* **Request**: Reproduce every line of the material below, but drop the pictures.

------------

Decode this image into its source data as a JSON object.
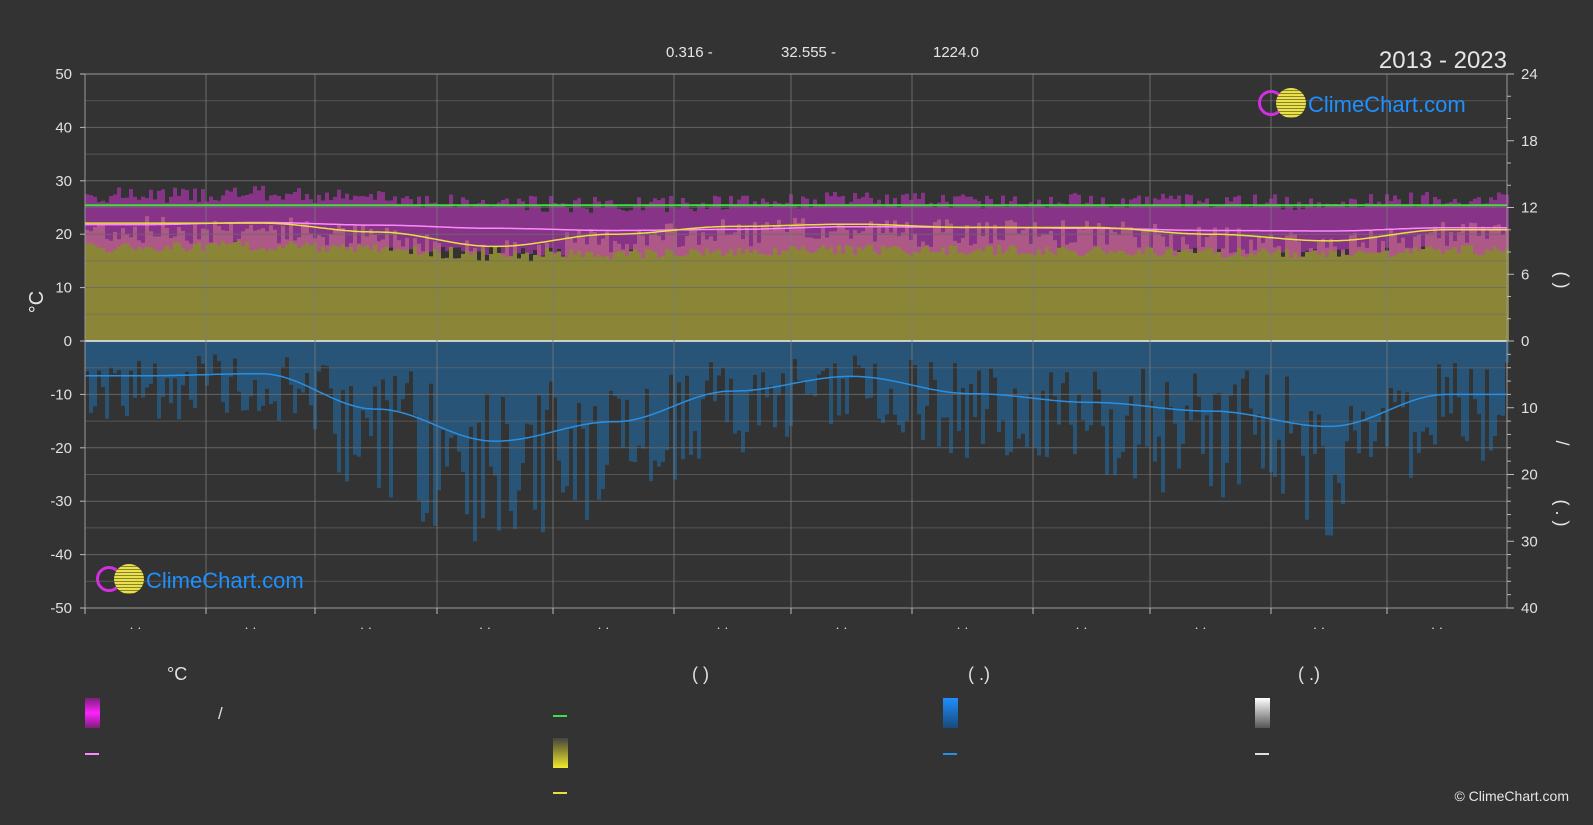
{
  "header": {
    "period": "2013 - 2023",
    "stat_1": "0.316 -",
    "stat_2": "32.555 -",
    "stat_3": "1224.0"
  },
  "axes": {
    "left_label": "°C",
    "left_ticks": [
      "50",
      "40",
      "30",
      "20",
      "10",
      "0",
      "-10",
      "-20",
      "-30",
      "-40",
      "-50"
    ],
    "right_ticks_top": [
      "24",
      "18",
      "12",
      "6",
      "0"
    ],
    "right_ticks_bottom": [
      "10",
      "20",
      "30",
      "40"
    ],
    "right_label_upper": "(   )",
    "right_label_lower": "/",
    "right_label_lower2": "(   .   )",
    "x_tick_marks": [
      "· ·",
      "· ·",
      "· ·",
      "· ·",
      "· ·",
      "· ·",
      "· ·",
      "· ·",
      "· ·",
      "· ·",
      "· ·",
      "· ·"
    ]
  },
  "legend": {
    "col1_title": "°C",
    "col1_item1_text": "/",
    "col2_title": "(          )",
    "col3_title": "(   .)",
    "col4_title": "(   .)"
  },
  "watermark": {
    "text": "ClimeChart.com"
  },
  "copyright": "© ClimeChart.com",
  "colors": {
    "background": "#333333",
    "temp_band": "#cc33cc",
    "temp_mean": "#ff88ff",
    "daylight_line": "#44dd44",
    "sunshine_band": "#a9a33a",
    "sunshine_line": "#e8e040",
    "rain_band": "#1f6fb0",
    "rain_line": "#2a8fe0",
    "snow": "#e0e0e0"
  },
  "chart_data": {
    "type": "area",
    "title": "2013 - 2023",
    "ylabel": "°C",
    "ylim": [
      -50,
      50
    ],
    "y2_upper_ylim": [
      0,
      24
    ],
    "y2_lower_ylim": [
      0,
      40
    ],
    "x_months": 12,
    "grid": true,
    "series": [
      {
        "key": "daylight_hours",
        "axis": "right_upper",
        "values": [
          12.2,
          12.2,
          12.2,
          12.2,
          12.2,
          12.2,
          12.2,
          12.2,
          12.2,
          12.2,
          12.2,
          12.2
        ]
      },
      {
        "key": "sunshine_hours",
        "axis": "right_upper",
        "values": [
          10.6,
          10.6,
          9.8,
          8.5,
          9.6,
          10.3,
          10.5,
          10.2,
          10.2,
          9.6,
          9.0,
          10.0
        ]
      },
      {
        "key": "mean_temperature",
        "axis": "left",
        "values": [
          21.8,
          22.2,
          21.7,
          21.1,
          20.7,
          20.9,
          21.4,
          21.3,
          21.1,
          20.7,
          20.6,
          21.2
        ]
      },
      {
        "key": "max_temperature_band",
        "axis": "left",
        "values": [
          27.0,
          27.3,
          26.5,
          25.5,
          25.2,
          25.6,
          26.2,
          26.0,
          26.1,
          25.9,
          25.7,
          26.4
        ]
      },
      {
        "key": "min_temperature_band",
        "axis": "left",
        "values": [
          18.5,
          18.8,
          18.2,
          17.6,
          17.3,
          17.6,
          18.1,
          18.0,
          17.9,
          17.5,
          17.4,
          18.0
        ]
      },
      {
        "key": "precipitation_mm_per_day",
        "axis": "right_lower",
        "values": [
          5.2,
          4.9,
          10.2,
          15.0,
          12.1,
          7.5,
          5.3,
          7.9,
          9.2,
          10.5,
          12.8,
          8.0
        ]
      }
    ]
  }
}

------------

* **Task output**:
Decode this image into its source data as a JSON object.
{
  "header": {
    "period": "2013 - 2023",
    "stat_1": "0.316 -",
    "stat_2": "32.555 -",
    "stat_3": "1224.0"
  },
  "axes": {
    "left_label": "°C",
    "left_ticks": [
      "50",
      "40",
      "30",
      "20",
      "10",
      "0",
      "-10",
      "-20",
      "-30",
      "-40",
      "-50"
    ],
    "right_ticks_top": [
      "24",
      "18",
      "12",
      "6",
      "0"
    ],
    "right_ticks_bottom": [
      "10",
      "20",
      "30",
      "40"
    ],
    "right_label_upper": "(   )",
    "right_label_lower": "/",
    "right_label_lower2": "(   .   )",
    "x_tick_marks": [
      "· ·",
      "· ·",
      "· ·",
      "· ·",
      "· ·",
      "· ·",
      "· ·",
      "· ·",
      "· ·",
      "· ·",
      "· ·",
      "· ·"
    ]
  },
  "legend": {
    "col1_title": "°C",
    "col1_item1_text": "/",
    "col2_title": "(          )",
    "col3_title": "(   .)",
    "col4_title": "(   .)"
  },
  "watermark": {
    "text": "ClimeChart.com"
  },
  "copyright": "© ClimeChart.com",
  "colors": {
    "background": "#333333",
    "temp_band": "#cc33cc",
    "temp_mean": "#ff88ff",
    "daylight_line": "#44dd44",
    "sunshine_band": "#a9a33a",
    "sunshine_line": "#e8e040",
    "rain_band": "#1f6fb0",
    "rain_line": "#2a8fe0",
    "snow": "#e0e0e0"
  },
  "chart_data": {
    "type": "area",
    "title": "2013 - 2023",
    "ylabel": "°C",
    "ylim": [
      -50,
      50
    ],
    "y2_upper_ylim": [
      0,
      24
    ],
    "y2_lower_ylim": [
      0,
      40
    ],
    "x_months": 12,
    "grid": true,
    "series": [
      {
        "key": "daylight_hours",
        "axis": "right_upper",
        "values": [
          12.2,
          12.2,
          12.2,
          12.2,
          12.2,
          12.2,
          12.2,
          12.2,
          12.2,
          12.2,
          12.2,
          12.2
        ]
      },
      {
        "key": "sunshine_hours",
        "axis": "right_upper",
        "values": [
          10.6,
          10.6,
          9.8,
          8.5,
          9.6,
          10.3,
          10.5,
          10.2,
          10.2,
          9.6,
          9.0,
          10.0
        ]
      },
      {
        "key": "mean_temperature",
        "axis": "left",
        "values": [
          21.8,
          22.2,
          21.7,
          21.1,
          20.7,
          20.9,
          21.4,
          21.3,
          21.1,
          20.7,
          20.6,
          21.2
        ]
      },
      {
        "key": "max_temperature_band",
        "axis": "left",
        "values": [
          27.0,
          27.3,
          26.5,
          25.5,
          25.2,
          25.6,
          26.2,
          26.0,
          26.1,
          25.9,
          25.7,
          26.4
        ]
      },
      {
        "key": "min_temperature_band",
        "axis": "left",
        "values": [
          18.5,
          18.8,
          18.2,
          17.6,
          17.3,
          17.6,
          18.1,
          18.0,
          17.9,
          17.5,
          17.4,
          18.0
        ]
      },
      {
        "key": "precipitation_mm_per_day",
        "axis": "right_lower",
        "values": [
          5.2,
          4.9,
          10.2,
          15.0,
          12.1,
          7.5,
          5.3,
          7.9,
          9.2,
          10.5,
          12.8,
          8.0
        ]
      }
    ]
  }
}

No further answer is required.